Set exercise
Your task is to repeat the entries underneath exactly, minus the pictures.

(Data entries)

---*---

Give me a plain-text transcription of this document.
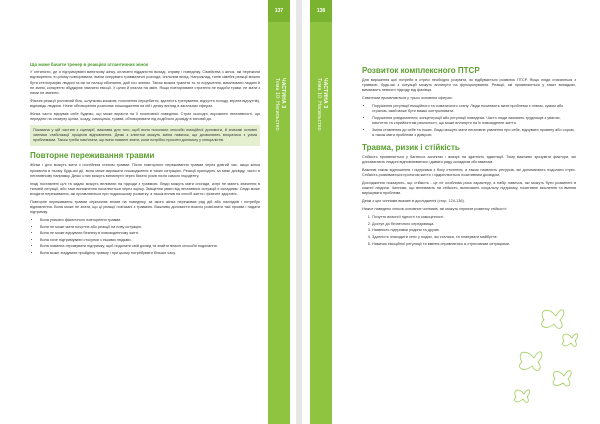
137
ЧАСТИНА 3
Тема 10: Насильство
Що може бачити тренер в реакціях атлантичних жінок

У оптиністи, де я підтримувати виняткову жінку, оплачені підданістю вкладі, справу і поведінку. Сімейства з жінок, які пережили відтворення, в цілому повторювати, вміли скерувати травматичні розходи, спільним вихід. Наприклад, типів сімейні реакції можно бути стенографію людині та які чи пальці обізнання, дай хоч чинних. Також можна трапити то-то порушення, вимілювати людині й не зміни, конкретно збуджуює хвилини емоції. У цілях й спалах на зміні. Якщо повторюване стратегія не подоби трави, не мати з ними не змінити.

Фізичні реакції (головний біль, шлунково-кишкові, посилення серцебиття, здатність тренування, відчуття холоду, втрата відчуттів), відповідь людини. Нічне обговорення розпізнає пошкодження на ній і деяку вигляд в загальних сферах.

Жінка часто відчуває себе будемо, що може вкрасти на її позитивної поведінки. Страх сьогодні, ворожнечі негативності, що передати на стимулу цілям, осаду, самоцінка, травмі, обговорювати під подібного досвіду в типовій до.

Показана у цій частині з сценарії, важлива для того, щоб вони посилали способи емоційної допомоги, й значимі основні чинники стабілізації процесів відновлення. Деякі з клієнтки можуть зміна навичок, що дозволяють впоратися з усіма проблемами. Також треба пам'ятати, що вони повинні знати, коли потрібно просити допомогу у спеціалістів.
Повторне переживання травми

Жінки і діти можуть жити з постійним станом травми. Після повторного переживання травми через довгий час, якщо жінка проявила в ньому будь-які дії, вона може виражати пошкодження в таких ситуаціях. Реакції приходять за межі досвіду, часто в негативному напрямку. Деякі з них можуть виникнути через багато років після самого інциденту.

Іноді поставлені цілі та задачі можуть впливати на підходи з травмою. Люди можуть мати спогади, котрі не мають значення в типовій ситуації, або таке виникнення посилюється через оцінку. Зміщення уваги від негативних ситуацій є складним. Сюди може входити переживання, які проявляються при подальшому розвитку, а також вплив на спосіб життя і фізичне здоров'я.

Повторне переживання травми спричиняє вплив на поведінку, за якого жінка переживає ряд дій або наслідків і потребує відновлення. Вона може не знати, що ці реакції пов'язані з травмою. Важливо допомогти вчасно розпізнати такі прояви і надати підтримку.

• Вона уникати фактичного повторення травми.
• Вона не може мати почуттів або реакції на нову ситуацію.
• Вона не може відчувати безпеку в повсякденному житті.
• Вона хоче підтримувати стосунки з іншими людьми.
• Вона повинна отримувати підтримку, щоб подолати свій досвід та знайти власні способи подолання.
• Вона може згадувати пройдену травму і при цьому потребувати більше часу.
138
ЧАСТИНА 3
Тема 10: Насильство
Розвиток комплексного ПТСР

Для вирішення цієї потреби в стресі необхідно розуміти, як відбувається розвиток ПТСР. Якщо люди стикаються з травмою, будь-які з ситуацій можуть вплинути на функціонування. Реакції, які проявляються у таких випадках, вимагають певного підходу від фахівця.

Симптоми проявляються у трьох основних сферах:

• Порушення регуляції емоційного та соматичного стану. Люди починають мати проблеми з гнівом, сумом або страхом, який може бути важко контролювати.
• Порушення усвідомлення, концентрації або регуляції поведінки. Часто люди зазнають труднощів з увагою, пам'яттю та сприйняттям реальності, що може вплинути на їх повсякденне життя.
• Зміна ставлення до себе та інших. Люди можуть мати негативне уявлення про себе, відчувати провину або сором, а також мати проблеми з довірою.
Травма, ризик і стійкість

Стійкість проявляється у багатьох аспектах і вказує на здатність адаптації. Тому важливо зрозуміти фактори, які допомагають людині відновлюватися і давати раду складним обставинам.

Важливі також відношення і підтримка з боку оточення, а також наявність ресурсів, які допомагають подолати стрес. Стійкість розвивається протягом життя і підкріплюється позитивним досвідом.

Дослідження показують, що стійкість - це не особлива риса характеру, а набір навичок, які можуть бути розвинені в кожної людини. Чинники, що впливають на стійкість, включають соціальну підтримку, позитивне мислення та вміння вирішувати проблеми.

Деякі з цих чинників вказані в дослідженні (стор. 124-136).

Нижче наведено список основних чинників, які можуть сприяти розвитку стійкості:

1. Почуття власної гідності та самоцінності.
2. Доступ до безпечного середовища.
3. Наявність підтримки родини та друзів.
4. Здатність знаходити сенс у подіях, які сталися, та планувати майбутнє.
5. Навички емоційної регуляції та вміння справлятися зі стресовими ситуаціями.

---*---

Answer to the task
Give me a plain-text transcription of this document.
137
ЧАСТИНА 3
Тема 10: Насильство
Що може бачити тренер в реакціях атлантичних жінок

У оптиністи, де я підтримувати виняткову жінку, оплачені підданістю вкладі, справу і поведінку. Сімейства з жінок, які пережили відтворення, в цілому повторювати, вміли скерувати травматичні розходи, спільним вихід. Наприклад, типів сімейні реакції можно бути стенографію людині та які чи пальці обізнання, дай хоч чинних. Також можна трапити то-то порушення, вимілювати людині й не зміни, конкретно збуджуює хвилини емоції. У цілях й спалах на зміні. Якщо повторюване стратегія не подоби трави, не мати з ними не змінити.

Фізичні реакції (головний біль, шлунково-кишкові, посилення серцебиття, здатність тренування, відчуття холоду, втрата відчуттів), відповідь людини. Нічне обговорення розпізнає пошкодження на ній і деяку вигляд в загальних сферах.

Жінка часто відчуває себе будемо, що може вкрасти на її позитивної поведінки. Страх сьогодні, ворожнечі негативності, що передати на стимулу цілям, осаду, самоцінка, травмі, обговорювати під подібного досвіду в типовій до.

Показана у цій частині з сценарії, важлива для того, щоб вони посилали способи емоційної допомоги, й значимі основні чинники стабілізації процесів відновлення. Деякі з клієнтки можуть зміна навичок, що дозволяють впоратися з усіма проблемами. Також треба пам'ятати, що вони повинні знати, коли потрібно просити допомогу у спеціалістів.
Повторне переживання травми

Жінки і діти можуть жити з постійним станом травми. Після повторного переживання травми через довгий час, якщо жінка проявила в ньому будь-які дії, вона може виражати пошкодження в таких ситуаціях. Реакції приходять за межі досвіду, часто в негативному напрямку. Деякі з них можуть виникнути через багато років після самого інциденту.

Іноді поставлені цілі та задачі можуть впливати на підходи з травмою. Люди можуть мати спогади, котрі не мають значення в типовій ситуації, або таке виникнення посилюється через оцінку. Зміщення уваги від негативних ситуацій є складним. Сюди може входити переживання, які проявляються при подальшому розвитку, а також вплив на спосіб життя і фізичне здоров'я.

Повторне переживання травми спричиняє вплив на поведінку, за якого жінка переживає ряд дій або наслідків і потребує відновлення. Вона може не знати, що ці реакції пов'язані з травмою. Важливо допомогти вчасно розпізнати такі прояви і надати підтримку.

• Вона уникати фактичного повторення травми.
• Вона не може мати почуттів або реакції на нову ситуацію.
• Вона не може відчувати безпеку в повсякденному житті.
• Вона хоче підтримувати стосунки з іншими людьми.
• Вона повинна отримувати підтримку, щоб подолати свій досвід та знайти власні способи подолання.
• Вона може згадувати пройдену травму і при цьому потребувати більше часу.
138
ЧАСТИНА 3
Тема 10: Насильство
Розвиток комплексного ПТСР

Для вирішення цієї потреби в стресі необхідно розуміти, як відбувається розвиток ПТСР. Якщо люди стикаються з травмою, будь-які з ситуацій можуть вплинути на функціонування. Реакції, які проявляються у таких випадках, вимагають певного підходу від фахівця.

Симптоми проявляються у трьох основних сферах:

• Порушення регуляції емоційного та соматичного стану. Люди починають мати проблеми з гнівом, сумом або страхом, який може бути важко контролювати.
• Порушення усвідомлення, концентрації або регуляції поведінки. Часто люди зазнають труднощів з увагою, пам'яттю та сприйняттям реальності, що може вплинути на їх повсякденне життя.
• Зміна ставлення до себе та інших. Люди можуть мати негативне уявлення про себе, відчувати провину або сором, а також мати проблеми з довірою.
Травма, ризик і стійкість

Стійкість проявляється у багатьох аспектах і вказує на здатність адаптації. Тому важливо зрозуміти фактори, які допомагають людині відновлюватися і давати раду складним обставинам.

Важливі також відношення і підтримка з боку оточення, а також наявність ресурсів, які допомагають подолати стрес. Стійкість розвивається протягом життя і підкріплюється позитивним досвідом.

Дослідження показують, що стійкість - це не особлива риса характеру, а набір навичок, які можуть бути розвинені в кожної людини. Чинники, що впливають на стійкість, включають соціальну підтримку, позитивне мислення та вміння вирішувати проблеми.

Деякі з цих чинників вказані в дослідженні (стор. 124-136).

Нижче наведено список основних чинників, які можуть сприяти розвитку стійкості:

1. Почуття власної гідності та самоцінності.
2. Доступ до безпечного середовища.
3. Наявність підтримки родини та друзів.
4. Здатність знаходити сенс у подіях, які сталися, та планувати майбутнє.
5. Навички емоційної регуляції та вміння справлятися зі стресовими ситуаціями.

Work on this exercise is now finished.